- What you need to do
• a. According to the back-end route list, which method and path are used to vote for a sentence?
• b. Write out the stretch of the back-end route list from "I’m going to" through "in the database.".

- Passage shown
****************
On this back-end, we are managing:

  • users
  • modules
  • scripts
  • sentences

That’s all!

Let’s cover the routes we need:

User :

  • POST /signup => account creation
  • POST /login => login
  • PATCH /user/:id => modify your account

Module :

  • POST /module => publish a module
  • PATCH /module/:id => modify a module
  • DELETE /module/:id => remove a module
  • POST /module/:id/text => publish new version of text
  • POST /module/:id/review => review a module
  • POST /module/:id/version => publish new version module
  • POST /module/:id/download => user downloaded a module
  • GET /module => get all modules with pagination
  • GET /user/:id/module => get modules created by a user
  • GET /module/:id => get a module by ID

Script :

  • POST /script => create a script
  • PATCH /script/:id => modify a script
  • DELETE /script/:id => delete a script
  • GET /script => get list of script
  • GET /user/:id/script => get scripts created by user

Sentence :

  • POST /sentence => create a sentence
  • POST /sentence/:id/vote => vote for a sentence
  • DELETE /sentence/:id => remove a published sentence

Admin :

I’m going to implement an admin dashboard to accept/reject published module. I don’t have currently any dashboard and it’s really annoying to manually accept module in the database.
****************
- Data provided

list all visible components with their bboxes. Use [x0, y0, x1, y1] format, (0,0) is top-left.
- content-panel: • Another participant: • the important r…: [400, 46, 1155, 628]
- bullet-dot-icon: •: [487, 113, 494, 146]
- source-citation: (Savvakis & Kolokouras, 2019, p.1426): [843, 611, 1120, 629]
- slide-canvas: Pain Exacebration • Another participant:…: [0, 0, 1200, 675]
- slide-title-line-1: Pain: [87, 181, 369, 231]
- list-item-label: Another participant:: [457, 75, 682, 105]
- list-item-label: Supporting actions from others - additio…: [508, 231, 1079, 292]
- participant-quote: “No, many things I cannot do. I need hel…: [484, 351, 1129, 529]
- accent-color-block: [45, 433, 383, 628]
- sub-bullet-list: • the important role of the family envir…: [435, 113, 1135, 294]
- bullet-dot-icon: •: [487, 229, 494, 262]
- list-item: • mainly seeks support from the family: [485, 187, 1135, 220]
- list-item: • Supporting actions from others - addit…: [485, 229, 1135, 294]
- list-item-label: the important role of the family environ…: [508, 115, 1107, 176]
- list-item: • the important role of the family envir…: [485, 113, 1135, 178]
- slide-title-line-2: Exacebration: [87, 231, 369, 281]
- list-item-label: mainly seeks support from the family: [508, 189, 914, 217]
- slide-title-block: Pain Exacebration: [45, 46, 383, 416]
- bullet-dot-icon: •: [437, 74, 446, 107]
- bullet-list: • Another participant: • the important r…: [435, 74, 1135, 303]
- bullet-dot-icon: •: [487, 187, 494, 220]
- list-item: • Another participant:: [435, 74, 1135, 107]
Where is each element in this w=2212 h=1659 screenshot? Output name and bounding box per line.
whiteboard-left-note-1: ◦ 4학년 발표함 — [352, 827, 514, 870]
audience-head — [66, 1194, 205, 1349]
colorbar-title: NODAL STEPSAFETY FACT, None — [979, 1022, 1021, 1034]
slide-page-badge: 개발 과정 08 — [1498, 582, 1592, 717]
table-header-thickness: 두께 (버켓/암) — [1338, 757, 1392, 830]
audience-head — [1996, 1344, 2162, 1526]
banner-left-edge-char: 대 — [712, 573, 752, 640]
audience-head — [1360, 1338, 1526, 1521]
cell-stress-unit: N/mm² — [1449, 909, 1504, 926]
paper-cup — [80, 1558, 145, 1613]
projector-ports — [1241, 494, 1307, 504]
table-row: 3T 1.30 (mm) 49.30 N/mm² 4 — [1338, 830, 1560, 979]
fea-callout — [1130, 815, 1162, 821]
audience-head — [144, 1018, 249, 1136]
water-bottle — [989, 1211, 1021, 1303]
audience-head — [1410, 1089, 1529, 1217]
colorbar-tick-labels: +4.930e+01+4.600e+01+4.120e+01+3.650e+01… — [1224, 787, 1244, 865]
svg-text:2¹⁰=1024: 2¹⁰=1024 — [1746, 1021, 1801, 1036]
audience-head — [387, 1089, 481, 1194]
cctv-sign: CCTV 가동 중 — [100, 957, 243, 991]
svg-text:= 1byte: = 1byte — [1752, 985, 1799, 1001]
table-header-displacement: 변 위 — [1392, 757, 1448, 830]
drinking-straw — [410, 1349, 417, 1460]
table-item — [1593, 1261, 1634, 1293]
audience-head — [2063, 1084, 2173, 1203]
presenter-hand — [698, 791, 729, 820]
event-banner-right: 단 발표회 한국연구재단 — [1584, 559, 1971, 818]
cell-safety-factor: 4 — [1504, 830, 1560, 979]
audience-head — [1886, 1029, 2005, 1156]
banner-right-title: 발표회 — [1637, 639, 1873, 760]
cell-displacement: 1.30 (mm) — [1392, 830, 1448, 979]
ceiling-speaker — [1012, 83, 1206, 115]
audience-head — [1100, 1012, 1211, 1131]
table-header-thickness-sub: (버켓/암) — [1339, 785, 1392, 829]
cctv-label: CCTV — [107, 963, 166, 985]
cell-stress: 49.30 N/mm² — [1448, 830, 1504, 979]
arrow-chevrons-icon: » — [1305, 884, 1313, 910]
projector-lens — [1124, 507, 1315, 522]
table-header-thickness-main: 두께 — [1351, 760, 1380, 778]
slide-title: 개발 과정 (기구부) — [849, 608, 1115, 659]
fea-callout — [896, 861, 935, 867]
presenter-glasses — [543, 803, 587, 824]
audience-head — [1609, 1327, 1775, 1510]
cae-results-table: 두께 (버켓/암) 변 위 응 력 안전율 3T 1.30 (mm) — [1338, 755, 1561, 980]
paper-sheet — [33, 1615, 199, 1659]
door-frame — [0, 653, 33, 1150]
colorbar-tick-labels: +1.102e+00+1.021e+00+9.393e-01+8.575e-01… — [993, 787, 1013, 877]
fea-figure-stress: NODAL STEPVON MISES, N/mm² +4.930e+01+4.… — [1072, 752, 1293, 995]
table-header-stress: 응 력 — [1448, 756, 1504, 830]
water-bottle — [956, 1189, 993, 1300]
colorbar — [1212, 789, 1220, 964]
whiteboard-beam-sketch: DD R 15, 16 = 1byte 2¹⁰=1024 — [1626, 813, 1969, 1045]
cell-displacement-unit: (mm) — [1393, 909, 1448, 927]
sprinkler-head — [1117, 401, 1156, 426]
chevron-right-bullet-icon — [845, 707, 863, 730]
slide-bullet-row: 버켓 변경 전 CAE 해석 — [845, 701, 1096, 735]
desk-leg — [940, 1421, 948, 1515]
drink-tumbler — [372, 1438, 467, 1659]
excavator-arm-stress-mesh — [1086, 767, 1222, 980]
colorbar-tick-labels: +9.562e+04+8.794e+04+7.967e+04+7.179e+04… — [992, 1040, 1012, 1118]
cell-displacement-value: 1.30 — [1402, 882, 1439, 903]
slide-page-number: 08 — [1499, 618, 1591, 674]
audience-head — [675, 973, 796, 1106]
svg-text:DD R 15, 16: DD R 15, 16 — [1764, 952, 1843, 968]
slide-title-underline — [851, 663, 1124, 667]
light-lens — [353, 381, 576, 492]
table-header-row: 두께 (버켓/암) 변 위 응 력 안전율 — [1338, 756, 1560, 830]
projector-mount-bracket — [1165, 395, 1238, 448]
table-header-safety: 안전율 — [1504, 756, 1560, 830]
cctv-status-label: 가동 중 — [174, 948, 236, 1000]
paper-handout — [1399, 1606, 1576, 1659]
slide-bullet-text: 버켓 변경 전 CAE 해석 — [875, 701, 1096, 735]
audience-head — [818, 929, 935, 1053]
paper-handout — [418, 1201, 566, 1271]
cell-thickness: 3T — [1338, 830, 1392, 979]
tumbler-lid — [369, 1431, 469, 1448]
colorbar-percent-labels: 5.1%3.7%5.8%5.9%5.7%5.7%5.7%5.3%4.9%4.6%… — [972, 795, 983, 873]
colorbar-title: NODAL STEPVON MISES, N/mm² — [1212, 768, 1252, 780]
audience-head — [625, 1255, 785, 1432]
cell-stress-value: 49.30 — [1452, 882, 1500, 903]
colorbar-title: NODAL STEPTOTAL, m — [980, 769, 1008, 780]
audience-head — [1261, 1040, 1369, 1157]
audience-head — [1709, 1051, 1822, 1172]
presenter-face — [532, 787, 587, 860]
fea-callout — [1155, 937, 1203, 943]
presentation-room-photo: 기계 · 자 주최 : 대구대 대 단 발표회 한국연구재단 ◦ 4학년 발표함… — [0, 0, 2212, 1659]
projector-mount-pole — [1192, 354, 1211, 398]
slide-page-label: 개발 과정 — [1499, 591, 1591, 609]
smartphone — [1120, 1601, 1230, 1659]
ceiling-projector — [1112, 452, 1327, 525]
****************
- Responses
• a. POST /sentence/:id/vote

• b.
I’m going to implement an admin dashboard to accept/reject published module. I don’t have currently any dashboard and it’s really annoying to manually accept module in the database.